== Requirements ==
Give back the full listing verbatim, apart from its images.

== Extracted data ==

*-*-*

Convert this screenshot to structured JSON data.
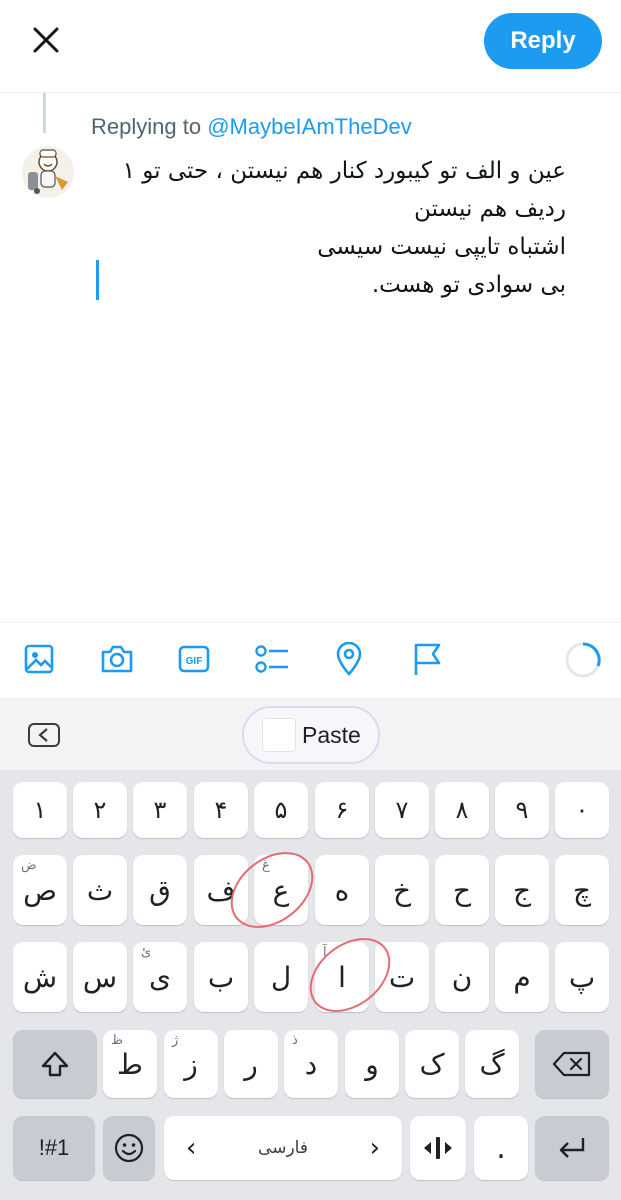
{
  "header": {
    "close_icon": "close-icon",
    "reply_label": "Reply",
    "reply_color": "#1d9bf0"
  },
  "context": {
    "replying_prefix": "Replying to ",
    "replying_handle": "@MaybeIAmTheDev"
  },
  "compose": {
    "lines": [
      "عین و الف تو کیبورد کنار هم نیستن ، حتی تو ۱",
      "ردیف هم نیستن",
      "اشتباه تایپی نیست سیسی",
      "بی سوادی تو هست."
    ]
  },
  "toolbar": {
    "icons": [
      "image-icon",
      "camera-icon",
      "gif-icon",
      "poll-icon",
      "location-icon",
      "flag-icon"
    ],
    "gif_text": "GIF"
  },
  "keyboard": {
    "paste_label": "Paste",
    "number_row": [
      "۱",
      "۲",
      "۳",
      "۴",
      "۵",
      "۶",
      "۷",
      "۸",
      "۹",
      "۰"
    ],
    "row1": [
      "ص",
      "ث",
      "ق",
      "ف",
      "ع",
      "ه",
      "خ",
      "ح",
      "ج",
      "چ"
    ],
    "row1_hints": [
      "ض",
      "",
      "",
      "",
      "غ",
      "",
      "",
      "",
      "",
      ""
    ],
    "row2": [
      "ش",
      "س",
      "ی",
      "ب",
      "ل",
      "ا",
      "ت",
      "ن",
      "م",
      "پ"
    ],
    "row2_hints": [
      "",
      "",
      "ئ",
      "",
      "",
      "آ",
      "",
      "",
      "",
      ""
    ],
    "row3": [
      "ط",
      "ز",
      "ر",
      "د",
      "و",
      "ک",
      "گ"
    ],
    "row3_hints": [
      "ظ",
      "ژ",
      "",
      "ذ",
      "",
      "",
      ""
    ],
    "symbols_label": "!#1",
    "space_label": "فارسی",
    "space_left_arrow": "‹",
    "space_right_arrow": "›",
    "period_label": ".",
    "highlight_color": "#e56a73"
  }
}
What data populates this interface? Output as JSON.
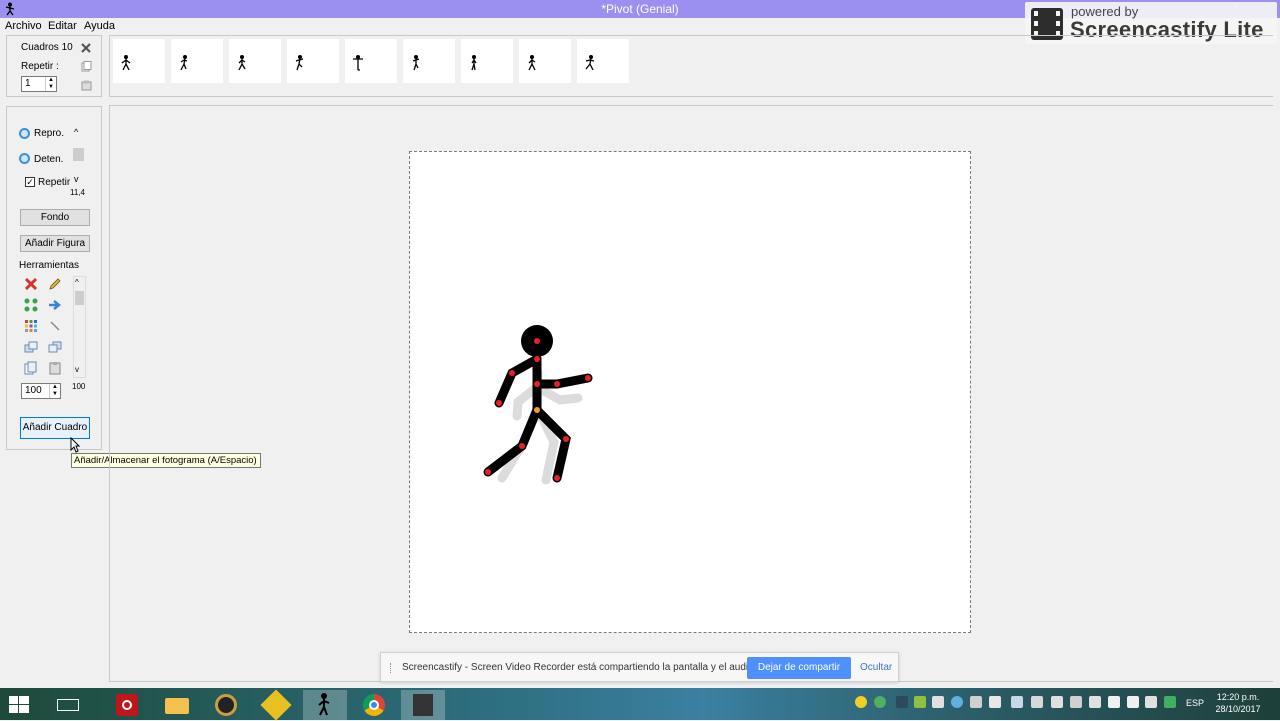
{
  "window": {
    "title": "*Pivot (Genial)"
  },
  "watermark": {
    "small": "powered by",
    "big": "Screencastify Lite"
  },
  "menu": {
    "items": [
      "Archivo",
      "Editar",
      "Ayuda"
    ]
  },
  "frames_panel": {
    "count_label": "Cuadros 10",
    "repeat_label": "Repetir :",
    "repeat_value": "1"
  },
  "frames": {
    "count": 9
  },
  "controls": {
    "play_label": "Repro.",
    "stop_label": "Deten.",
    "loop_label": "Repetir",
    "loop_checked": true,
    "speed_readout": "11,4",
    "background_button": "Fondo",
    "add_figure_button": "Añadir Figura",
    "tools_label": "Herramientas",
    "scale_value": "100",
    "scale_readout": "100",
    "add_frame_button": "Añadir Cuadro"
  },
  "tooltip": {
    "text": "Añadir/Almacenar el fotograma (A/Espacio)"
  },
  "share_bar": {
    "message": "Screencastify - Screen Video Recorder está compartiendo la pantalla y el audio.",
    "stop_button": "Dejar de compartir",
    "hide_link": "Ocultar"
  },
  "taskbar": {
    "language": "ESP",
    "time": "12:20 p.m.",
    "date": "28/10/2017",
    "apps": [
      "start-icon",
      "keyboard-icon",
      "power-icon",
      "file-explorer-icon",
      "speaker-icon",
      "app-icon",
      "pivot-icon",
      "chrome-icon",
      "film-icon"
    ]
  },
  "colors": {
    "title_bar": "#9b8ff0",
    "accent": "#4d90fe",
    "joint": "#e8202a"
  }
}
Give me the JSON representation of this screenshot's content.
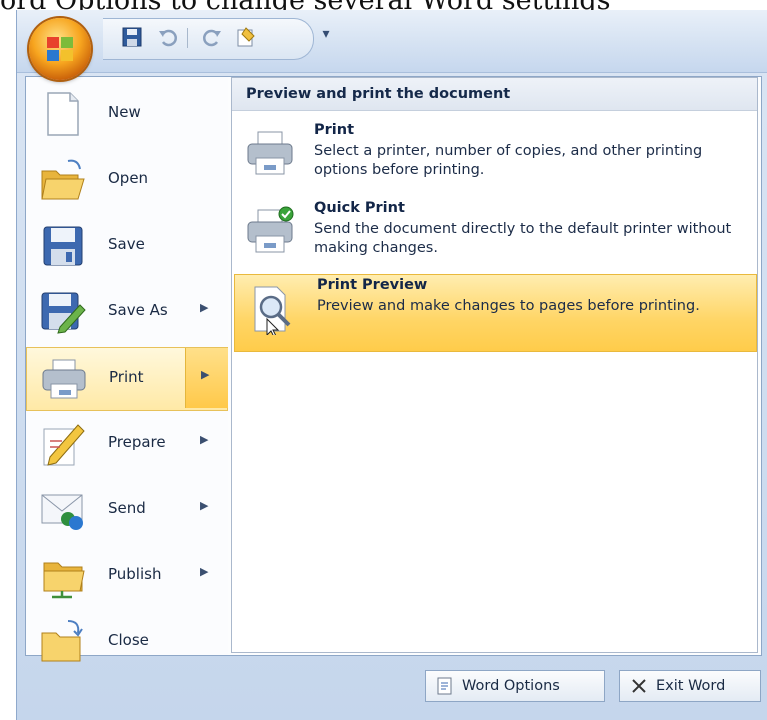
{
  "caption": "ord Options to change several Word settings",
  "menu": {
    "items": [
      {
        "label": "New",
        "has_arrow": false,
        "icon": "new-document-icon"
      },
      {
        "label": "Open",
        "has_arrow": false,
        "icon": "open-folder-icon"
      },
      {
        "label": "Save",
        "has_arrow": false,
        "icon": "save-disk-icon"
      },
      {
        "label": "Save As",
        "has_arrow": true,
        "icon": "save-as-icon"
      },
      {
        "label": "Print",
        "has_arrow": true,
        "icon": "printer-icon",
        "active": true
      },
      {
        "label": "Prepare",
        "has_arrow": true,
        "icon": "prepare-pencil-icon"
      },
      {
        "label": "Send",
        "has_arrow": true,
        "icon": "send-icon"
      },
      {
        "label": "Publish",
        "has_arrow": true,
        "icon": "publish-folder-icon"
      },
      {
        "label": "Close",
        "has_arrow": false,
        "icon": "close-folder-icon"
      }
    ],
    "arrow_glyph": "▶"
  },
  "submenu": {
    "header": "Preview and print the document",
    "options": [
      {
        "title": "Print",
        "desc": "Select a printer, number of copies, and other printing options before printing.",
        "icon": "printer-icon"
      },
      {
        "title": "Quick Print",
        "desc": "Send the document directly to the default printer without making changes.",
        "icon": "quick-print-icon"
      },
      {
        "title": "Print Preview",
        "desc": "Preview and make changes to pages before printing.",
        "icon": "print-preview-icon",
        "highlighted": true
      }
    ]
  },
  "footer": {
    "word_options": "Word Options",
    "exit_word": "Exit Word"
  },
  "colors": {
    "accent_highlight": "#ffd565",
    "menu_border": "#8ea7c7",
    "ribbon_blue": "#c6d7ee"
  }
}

*-*-*

== Output of the exercise ==
Convert this screenshot to structured JSON data.
{
  "header": {
    "close_icon": "close-icon",
    "reply_label": "Reply",
    "reply_color": "#1d9bf0"
  },
  "context": {
    "replying_prefix": "Replying to ",
    "replying_handle": "@MaybeIAmTheDev"
  },
  "compose": {
    "lines": [
      "عین و الف تو کیبورد کنار هم نیستن ، حتی تو ۱",
      "ردیف هم نیستن",
      "اشتباه تایپی نیست سیسی",
      "بی سوادی تو هست."
    ]
  },
  "toolbar": {
    "icons": [
      "image-icon",
      "camera-icon",
      "gif-icon",
      "poll-icon",
      "location-icon",
      "flag-icon"
    ],
    "gif_text": "GIF"
  },
  "keyboard": {
    "paste_label": "Paste",
    "number_row": [
      "۱",
      "۲",
      "۳",
      "۴",
      "۵",
      "۶",
      "۷",
      "۸",
      "۹",
      "۰"
    ],
    "row1": [
      "ص",
      "ث",
      "ق",
      "ف",
      "ع",
      "ه",
      "خ",
      "ح",
      "ج",
      "چ"
    ],
    "row1_hints": [
      "ض",
      "",
      "",
      "",
      "غ",
      "",
      "",
      "",
      "",
      ""
    ],
    "row2": [
      "ش",
      "س",
      "ی",
      "ب",
      "ل",
      "ا",
      "ت",
      "ن",
      "م",
      "پ"
    ],
    "row2_hints": [
      "",
      "",
      "ئ",
      "",
      "",
      "آ",
      "",
      "",
      "",
      ""
    ],
    "row3": [
      "ط",
      "ز",
      "ر",
      "د",
      "و",
      "ک",
      "گ"
    ],
    "row3_hints": [
      "ظ",
      "ژ",
      "",
      "ذ",
      "",
      "",
      ""
    ],
    "symbols_label": "!#1",
    "space_label": "فارسی",
    "space_left_arrow": "‹",
    "space_right_arrow": "›",
    "period_label": ".",
    "highlight_color": "#e56a73"
  }
}
What data populates this interface? Output as JSON.
{
  "window": {
    "title": "*Pivot (Genial)"
  },
  "watermark": {
    "small": "powered by",
    "big": "Screencastify Lite"
  },
  "menu": {
    "items": [
      "Archivo",
      "Editar",
      "Ayuda"
    ]
  },
  "frames_panel": {
    "count_label": "Cuadros 10",
    "repeat_label": "Repetir :",
    "repeat_value": "1"
  },
  "frames": {
    "count": 9
  },
  "controls": {
    "play_label": "Repro.",
    "stop_label": "Deten.",
    "loop_label": "Repetir",
    "loop_checked": true,
    "speed_readout": "11,4",
    "background_button": "Fondo",
    "add_figure_button": "Añadir Figura",
    "tools_label": "Herramientas",
    "scale_value": "100",
    "scale_readout": "100",
    "add_frame_button": "Añadir Cuadro"
  },
  "tooltip": {
    "text": "Añadir/Almacenar el fotograma (A/Espacio)"
  },
  "share_bar": {
    "message": "Screencastify - Screen Video Recorder está compartiendo la pantalla y el audio.",
    "stop_button": "Dejar de compartir",
    "hide_link": "Ocultar"
  },
  "taskbar": {
    "language": "ESP",
    "time": "12:20 p.m.",
    "date": "28/10/2017",
    "apps": [
      "start-icon",
      "keyboard-icon",
      "power-icon",
      "file-explorer-icon",
      "speaker-icon",
      "app-icon",
      "pivot-icon",
      "chrome-icon",
      "film-icon"
    ]
  },
  "colors": {
    "title_bar": "#9b8ff0",
    "accent": "#4d90fe",
    "joint": "#e8202a"
  }
}
Give me the JSON representation of this screenshot's content.
{
  "caption": "ord Options to change several Word settings",
  "menu": {
    "items": [
      {
        "label": "New",
        "has_arrow": false,
        "icon": "new-document-icon"
      },
      {
        "label": "Open",
        "has_arrow": false,
        "icon": "open-folder-icon"
      },
      {
        "label": "Save",
        "has_arrow": false,
        "icon": "save-disk-icon"
      },
      {
        "label": "Save As",
        "has_arrow": true,
        "icon": "save-as-icon"
      },
      {
        "label": "Print",
        "has_arrow": true,
        "icon": "printer-icon",
        "active": true
      },
      {
        "label": "Prepare",
        "has_arrow": true,
        "icon": "prepare-pencil-icon"
      },
      {
        "label": "Send",
        "has_arrow": true,
        "icon": "send-icon"
      },
      {
        "label": "Publish",
        "has_arrow": true,
        "icon": "publish-folder-icon"
      },
      {
        "label": "Close",
        "has_arrow": false,
        "icon": "close-folder-icon"
      }
    ],
    "arrow_glyph": "▶"
  },
  "submenu": {
    "header": "Preview and print the document",
    "options": [
      {
        "title": "Print",
        "desc": "Select a printer, number of copies, and other printing options before printing.",
        "icon": "printer-icon"
      },
      {
        "title": "Quick Print",
        "desc": "Send the document directly to the default printer without making changes.",
        "icon": "quick-print-icon"
      },
      {
        "title": "Print Preview",
        "desc": "Preview and make changes to pages before printing.",
        "icon": "print-preview-icon",
        "highlighted": true
      }
    ]
  },
  "footer": {
    "word_options": "Word Options",
    "exit_word": "Exit Word"
  },
  "colors": {
    "accent_highlight": "#ffd565",
    "menu_border": "#8ea7c7",
    "ribbon_blue": "#c6d7ee"
  }
}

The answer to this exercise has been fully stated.